◆ TASK TO CARRY OUT ◆
In the listing below, reproduce the stretch from the line containing "- candlestick: [32, 106, 36, 206]" through the line containing "- candlestick: [688, 509, 692, 567]", with "candlestick" renamed to "price bar" and all else unchanged. Return only those lines.

━━━ SUPPLIED DATA

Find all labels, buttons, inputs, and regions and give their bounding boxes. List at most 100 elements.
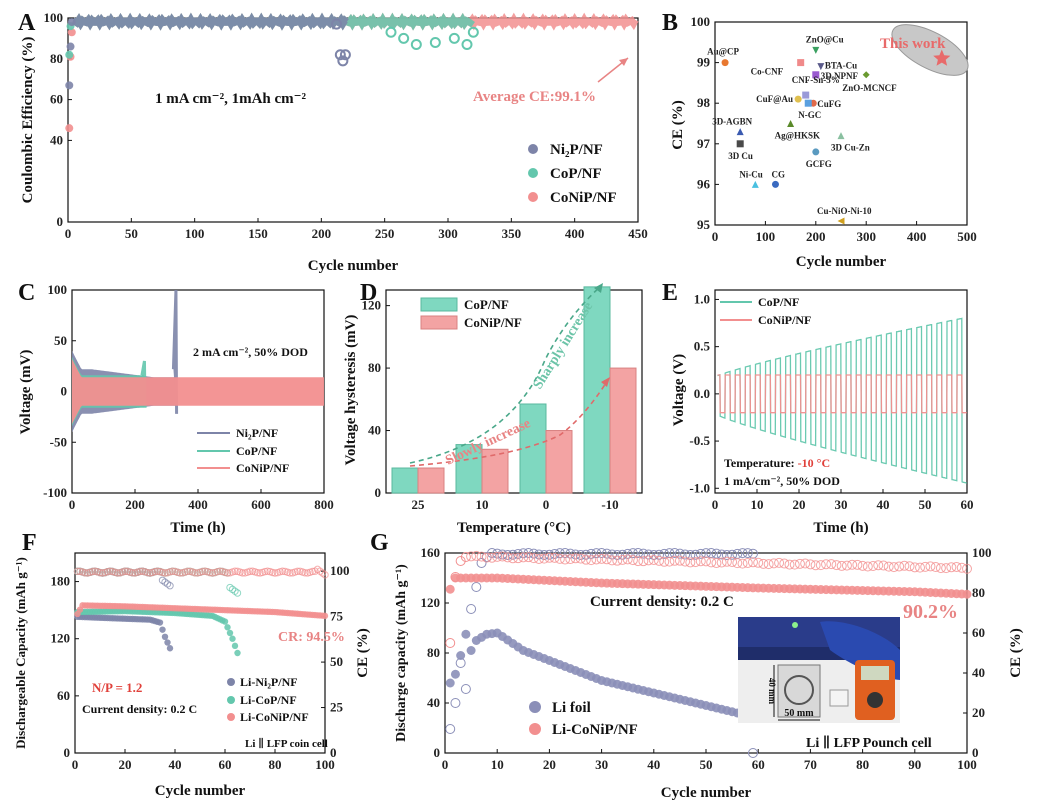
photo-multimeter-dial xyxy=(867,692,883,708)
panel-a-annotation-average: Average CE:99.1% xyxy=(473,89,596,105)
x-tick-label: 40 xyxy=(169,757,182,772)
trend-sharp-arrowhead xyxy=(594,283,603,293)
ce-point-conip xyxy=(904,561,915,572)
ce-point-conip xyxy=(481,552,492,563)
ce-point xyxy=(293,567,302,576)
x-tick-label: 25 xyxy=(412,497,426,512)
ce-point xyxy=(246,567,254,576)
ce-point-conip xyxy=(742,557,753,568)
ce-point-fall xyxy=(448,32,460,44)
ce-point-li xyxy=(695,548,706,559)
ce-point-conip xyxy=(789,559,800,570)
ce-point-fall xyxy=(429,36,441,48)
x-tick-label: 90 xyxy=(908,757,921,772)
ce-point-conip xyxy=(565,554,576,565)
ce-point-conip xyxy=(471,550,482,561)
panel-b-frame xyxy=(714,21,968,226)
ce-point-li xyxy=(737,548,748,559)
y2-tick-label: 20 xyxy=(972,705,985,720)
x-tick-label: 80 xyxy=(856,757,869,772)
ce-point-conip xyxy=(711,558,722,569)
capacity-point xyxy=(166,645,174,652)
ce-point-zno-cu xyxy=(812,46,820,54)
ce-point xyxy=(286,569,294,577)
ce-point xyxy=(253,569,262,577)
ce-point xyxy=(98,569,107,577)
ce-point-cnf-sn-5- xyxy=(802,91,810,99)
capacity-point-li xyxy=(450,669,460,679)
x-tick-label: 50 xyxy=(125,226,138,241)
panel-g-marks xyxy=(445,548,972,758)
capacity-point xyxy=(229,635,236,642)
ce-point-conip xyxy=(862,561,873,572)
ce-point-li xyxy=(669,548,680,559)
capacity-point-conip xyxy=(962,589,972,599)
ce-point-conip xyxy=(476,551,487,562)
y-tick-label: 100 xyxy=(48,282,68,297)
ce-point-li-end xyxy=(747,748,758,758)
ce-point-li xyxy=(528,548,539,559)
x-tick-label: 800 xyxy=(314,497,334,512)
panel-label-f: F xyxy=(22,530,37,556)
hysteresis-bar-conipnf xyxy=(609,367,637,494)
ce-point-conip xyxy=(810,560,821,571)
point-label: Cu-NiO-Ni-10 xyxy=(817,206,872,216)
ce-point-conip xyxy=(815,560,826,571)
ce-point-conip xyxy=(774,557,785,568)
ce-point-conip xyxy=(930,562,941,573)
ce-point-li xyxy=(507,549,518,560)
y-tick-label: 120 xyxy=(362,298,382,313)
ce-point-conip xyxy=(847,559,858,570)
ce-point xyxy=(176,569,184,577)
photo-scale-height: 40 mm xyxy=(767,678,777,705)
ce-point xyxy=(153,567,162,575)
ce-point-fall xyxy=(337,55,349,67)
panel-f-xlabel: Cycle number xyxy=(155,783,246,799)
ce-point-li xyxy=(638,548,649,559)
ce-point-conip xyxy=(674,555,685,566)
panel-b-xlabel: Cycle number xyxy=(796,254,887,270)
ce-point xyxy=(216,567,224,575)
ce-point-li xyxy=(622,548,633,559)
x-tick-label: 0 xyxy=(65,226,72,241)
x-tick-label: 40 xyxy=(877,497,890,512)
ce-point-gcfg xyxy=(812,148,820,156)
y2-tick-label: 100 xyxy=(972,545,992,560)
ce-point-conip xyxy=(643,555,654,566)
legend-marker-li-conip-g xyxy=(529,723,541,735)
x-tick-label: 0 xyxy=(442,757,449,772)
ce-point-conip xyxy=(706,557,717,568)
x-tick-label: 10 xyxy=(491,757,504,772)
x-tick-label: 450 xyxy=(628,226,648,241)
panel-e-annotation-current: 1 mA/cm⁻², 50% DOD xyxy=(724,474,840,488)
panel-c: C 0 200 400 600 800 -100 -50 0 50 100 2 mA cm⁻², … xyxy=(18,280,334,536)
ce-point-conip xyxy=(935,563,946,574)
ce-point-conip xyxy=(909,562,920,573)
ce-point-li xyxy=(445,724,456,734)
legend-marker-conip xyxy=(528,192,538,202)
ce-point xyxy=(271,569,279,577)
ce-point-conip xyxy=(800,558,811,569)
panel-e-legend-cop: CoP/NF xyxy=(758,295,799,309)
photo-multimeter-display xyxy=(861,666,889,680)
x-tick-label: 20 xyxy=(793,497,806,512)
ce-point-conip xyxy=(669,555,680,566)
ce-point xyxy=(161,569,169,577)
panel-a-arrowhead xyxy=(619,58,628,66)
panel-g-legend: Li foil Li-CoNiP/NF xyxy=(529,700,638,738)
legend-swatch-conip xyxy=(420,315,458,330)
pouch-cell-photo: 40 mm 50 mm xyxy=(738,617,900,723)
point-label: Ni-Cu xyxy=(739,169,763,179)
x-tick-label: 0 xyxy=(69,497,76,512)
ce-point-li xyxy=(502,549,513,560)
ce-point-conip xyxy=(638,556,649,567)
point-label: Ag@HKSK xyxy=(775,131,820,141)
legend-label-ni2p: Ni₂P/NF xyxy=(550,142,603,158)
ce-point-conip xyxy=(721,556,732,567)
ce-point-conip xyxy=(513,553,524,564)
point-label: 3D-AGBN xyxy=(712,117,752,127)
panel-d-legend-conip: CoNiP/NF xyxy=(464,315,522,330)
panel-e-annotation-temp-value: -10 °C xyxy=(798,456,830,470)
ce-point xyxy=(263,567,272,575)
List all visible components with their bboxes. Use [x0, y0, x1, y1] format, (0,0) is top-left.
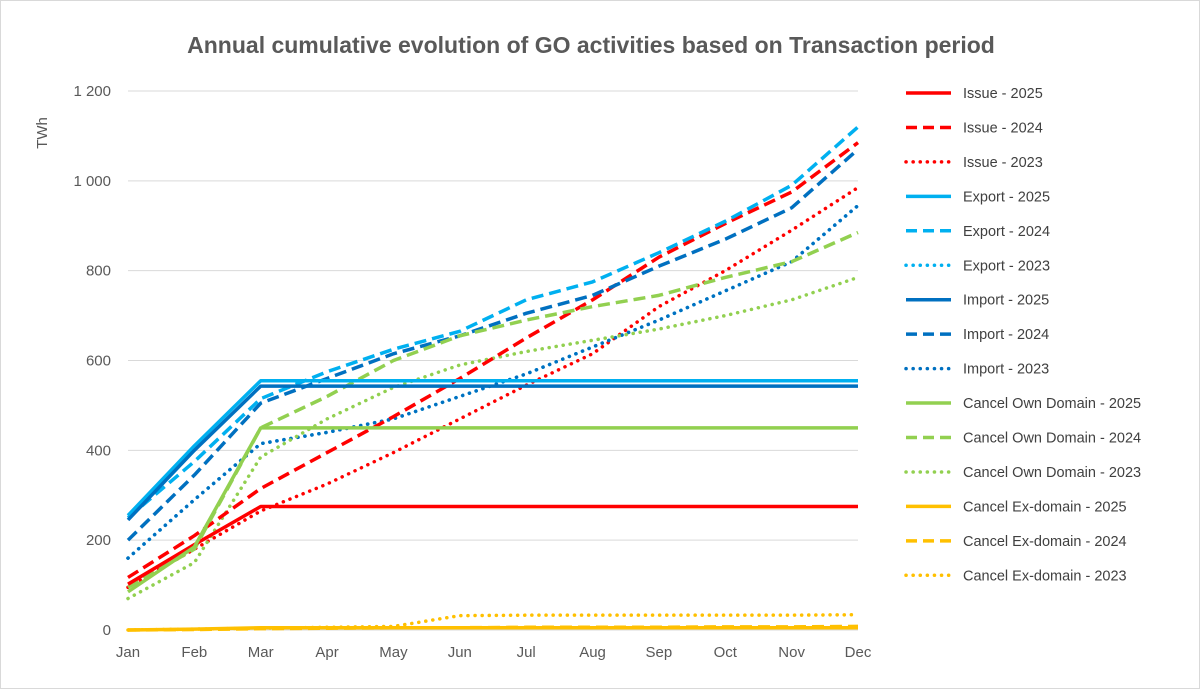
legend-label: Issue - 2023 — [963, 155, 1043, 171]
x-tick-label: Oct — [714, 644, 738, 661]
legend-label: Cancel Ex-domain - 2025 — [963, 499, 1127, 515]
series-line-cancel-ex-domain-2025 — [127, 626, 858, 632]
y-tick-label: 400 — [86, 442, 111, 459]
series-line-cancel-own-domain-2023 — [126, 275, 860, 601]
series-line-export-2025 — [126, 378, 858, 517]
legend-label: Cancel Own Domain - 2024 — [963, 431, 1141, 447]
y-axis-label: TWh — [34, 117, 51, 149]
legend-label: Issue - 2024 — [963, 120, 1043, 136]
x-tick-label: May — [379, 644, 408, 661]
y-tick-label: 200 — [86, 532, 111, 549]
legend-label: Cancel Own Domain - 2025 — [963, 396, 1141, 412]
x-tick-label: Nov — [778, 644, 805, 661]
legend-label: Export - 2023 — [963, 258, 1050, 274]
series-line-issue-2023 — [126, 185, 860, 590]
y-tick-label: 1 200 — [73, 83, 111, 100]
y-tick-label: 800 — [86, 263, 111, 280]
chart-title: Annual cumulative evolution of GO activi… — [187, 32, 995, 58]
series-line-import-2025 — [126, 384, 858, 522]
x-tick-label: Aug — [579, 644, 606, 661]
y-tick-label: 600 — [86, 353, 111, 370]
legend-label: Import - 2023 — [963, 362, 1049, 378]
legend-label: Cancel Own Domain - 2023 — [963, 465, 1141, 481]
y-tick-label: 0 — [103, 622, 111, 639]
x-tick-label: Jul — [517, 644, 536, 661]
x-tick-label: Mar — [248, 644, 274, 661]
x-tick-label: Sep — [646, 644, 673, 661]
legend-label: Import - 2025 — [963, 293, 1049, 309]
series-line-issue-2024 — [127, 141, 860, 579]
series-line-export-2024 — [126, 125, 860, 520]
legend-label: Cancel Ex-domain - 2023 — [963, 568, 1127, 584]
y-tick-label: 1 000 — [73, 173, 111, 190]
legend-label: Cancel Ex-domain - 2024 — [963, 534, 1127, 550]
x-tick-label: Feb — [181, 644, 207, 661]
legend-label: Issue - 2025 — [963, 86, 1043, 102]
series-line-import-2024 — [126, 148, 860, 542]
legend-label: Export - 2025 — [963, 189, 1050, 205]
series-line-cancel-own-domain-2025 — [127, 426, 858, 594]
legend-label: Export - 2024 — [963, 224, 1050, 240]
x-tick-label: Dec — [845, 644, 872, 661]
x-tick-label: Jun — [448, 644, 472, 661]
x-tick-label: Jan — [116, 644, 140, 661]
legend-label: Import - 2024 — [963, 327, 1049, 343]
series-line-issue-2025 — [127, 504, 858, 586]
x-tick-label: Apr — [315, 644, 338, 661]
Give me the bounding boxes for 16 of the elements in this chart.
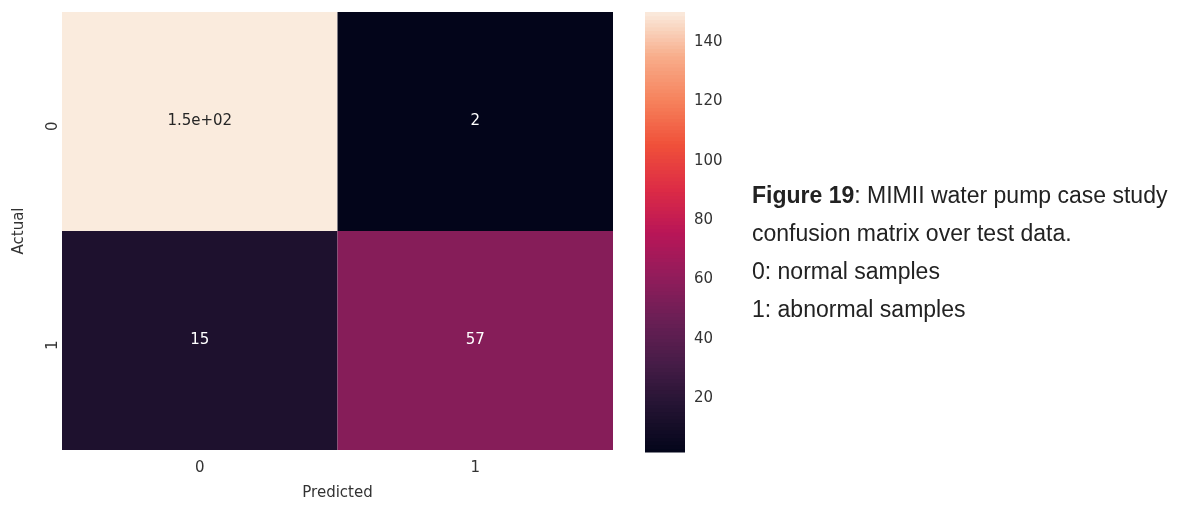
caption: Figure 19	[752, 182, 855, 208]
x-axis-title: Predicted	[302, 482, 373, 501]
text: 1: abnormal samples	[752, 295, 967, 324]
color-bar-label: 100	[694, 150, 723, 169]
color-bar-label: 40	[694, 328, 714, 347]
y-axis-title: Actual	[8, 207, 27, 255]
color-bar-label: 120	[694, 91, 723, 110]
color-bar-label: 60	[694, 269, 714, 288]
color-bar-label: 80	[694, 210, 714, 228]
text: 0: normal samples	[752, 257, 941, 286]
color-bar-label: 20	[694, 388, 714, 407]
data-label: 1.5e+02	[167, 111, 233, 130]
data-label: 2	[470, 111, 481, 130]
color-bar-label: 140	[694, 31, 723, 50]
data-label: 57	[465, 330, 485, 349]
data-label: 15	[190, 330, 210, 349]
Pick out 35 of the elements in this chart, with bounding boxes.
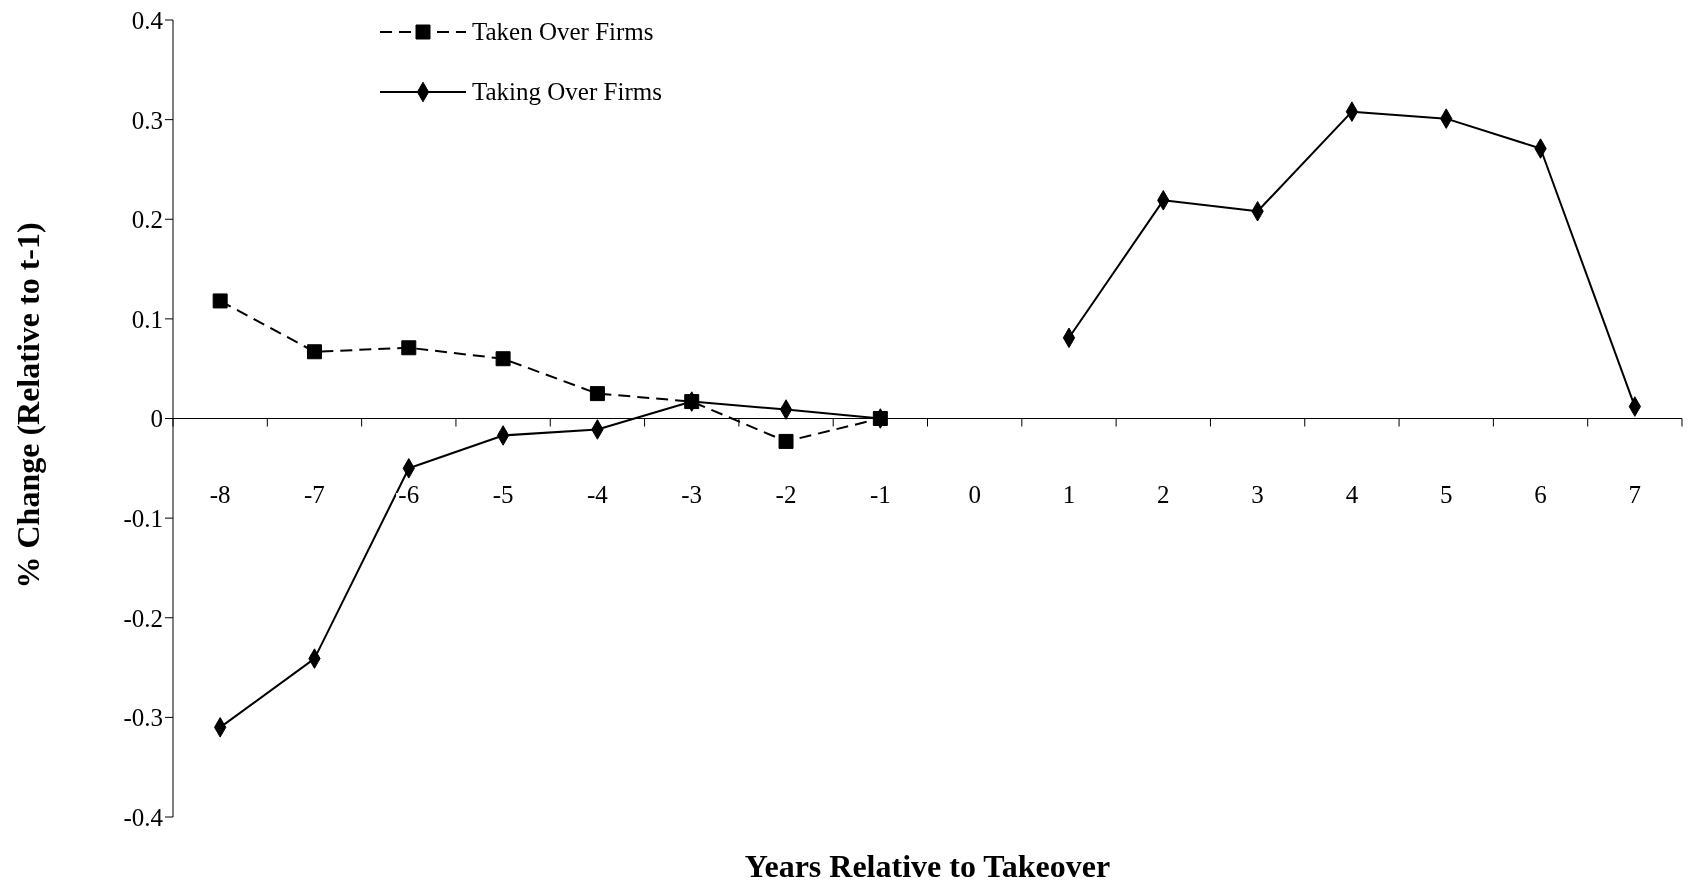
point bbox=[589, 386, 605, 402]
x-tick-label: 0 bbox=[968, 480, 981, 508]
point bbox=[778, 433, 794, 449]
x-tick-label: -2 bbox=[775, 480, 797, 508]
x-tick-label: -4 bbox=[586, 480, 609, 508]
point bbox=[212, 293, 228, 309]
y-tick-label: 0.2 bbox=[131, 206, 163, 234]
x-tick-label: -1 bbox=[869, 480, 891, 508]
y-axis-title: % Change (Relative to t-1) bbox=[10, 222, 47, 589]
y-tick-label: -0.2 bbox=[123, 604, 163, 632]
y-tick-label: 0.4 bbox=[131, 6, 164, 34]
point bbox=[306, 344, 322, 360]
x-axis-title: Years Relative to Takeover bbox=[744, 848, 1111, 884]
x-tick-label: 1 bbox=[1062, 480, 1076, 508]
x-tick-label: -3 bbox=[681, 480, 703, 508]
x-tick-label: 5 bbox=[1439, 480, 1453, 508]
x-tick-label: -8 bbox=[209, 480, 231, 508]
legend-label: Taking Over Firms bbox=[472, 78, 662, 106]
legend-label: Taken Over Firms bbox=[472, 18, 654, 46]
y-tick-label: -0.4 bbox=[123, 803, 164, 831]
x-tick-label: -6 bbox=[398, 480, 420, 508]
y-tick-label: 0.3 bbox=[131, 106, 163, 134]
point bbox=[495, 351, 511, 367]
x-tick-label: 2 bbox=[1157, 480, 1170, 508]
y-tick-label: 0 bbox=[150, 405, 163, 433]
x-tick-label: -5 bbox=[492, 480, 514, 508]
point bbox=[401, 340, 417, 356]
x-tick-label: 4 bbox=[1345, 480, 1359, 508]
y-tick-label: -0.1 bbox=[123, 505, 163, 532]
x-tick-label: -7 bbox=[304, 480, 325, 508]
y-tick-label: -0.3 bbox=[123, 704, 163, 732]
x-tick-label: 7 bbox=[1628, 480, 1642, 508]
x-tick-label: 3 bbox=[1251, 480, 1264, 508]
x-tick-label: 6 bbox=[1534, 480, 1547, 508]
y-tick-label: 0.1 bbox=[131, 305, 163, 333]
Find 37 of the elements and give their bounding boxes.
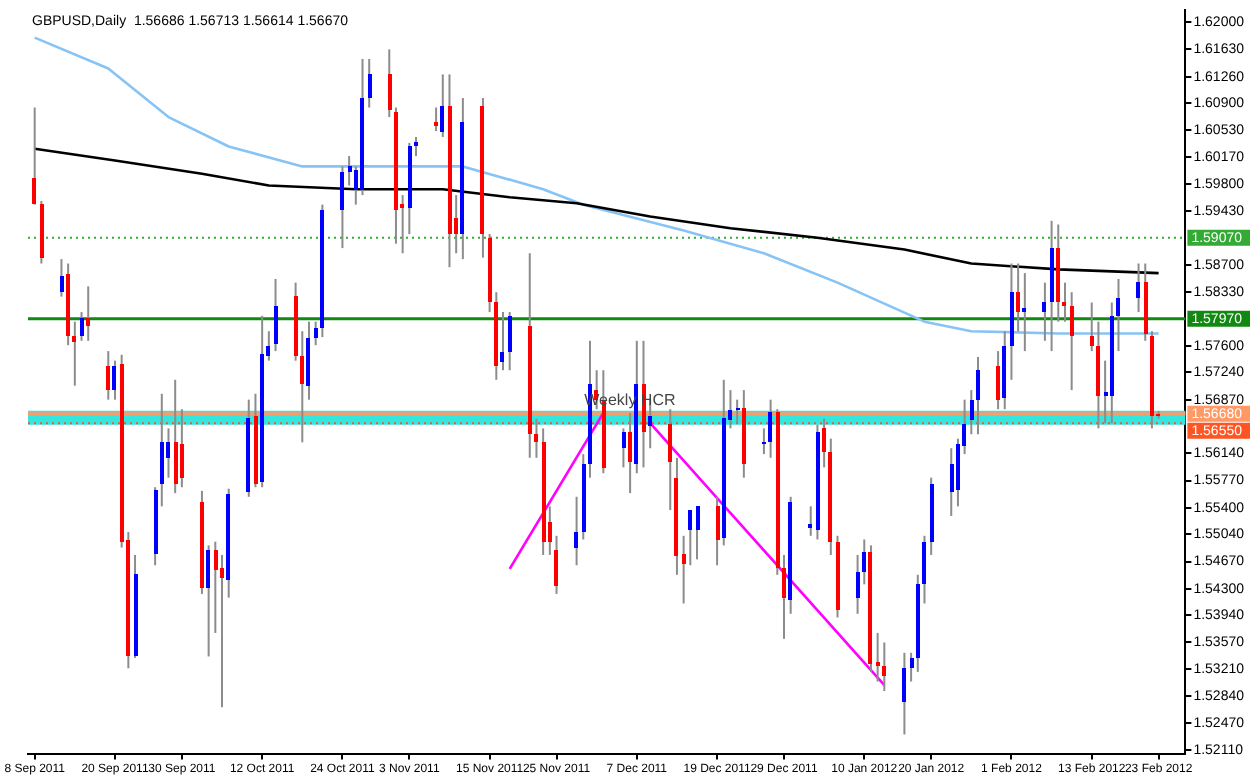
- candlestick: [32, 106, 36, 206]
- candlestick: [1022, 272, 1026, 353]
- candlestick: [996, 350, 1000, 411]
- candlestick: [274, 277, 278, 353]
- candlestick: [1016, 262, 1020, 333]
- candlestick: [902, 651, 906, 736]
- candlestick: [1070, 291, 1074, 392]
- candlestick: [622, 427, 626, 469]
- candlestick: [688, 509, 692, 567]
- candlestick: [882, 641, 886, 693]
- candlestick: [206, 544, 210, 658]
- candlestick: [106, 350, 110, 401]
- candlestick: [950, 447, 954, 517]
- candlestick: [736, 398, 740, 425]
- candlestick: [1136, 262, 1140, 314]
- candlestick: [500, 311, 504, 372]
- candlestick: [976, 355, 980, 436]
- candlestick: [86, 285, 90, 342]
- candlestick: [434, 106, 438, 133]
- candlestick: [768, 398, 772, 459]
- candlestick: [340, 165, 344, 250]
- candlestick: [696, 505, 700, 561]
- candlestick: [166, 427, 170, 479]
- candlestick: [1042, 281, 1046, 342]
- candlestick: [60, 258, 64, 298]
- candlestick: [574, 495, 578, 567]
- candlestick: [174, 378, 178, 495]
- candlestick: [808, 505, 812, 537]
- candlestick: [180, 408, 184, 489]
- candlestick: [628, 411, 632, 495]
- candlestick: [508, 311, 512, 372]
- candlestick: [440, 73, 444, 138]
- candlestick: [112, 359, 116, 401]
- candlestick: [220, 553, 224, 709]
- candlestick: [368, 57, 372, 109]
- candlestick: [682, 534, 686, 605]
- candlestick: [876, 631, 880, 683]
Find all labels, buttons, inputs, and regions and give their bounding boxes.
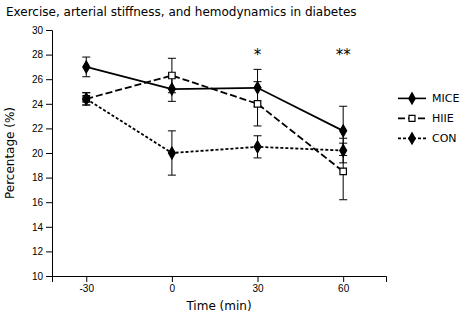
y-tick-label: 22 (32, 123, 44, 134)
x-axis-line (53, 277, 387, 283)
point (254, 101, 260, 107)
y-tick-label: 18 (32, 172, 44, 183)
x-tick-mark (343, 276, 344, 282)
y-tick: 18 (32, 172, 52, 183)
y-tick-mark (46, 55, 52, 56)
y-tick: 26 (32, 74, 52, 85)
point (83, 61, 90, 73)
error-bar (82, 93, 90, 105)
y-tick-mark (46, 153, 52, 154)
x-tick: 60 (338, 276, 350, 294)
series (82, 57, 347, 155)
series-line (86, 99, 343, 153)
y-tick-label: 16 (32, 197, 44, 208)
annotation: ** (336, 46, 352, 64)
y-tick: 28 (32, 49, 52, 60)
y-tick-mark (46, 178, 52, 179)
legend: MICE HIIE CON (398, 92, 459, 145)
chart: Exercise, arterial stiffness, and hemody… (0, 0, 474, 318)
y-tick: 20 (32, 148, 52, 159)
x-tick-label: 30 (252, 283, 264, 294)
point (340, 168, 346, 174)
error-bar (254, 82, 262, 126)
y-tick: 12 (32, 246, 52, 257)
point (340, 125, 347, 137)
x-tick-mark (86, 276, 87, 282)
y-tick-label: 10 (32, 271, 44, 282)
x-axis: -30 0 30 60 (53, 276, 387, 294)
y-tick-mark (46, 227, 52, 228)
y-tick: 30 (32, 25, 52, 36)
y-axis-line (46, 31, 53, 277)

━━━━━━

◆ RESPONSE TO THIS TASK ◆
- price bar: [32, 106, 36, 206]
- price bar: [1022, 272, 1026, 353]
- price bar: [996, 350, 1000, 411]
- price bar: [274, 277, 278, 353]
- price bar: [1016, 262, 1020, 333]
- price bar: [902, 651, 906, 736]
- price bar: [1070, 291, 1074, 392]
- price bar: [622, 427, 626, 469]
- price bar: [688, 509, 692, 567]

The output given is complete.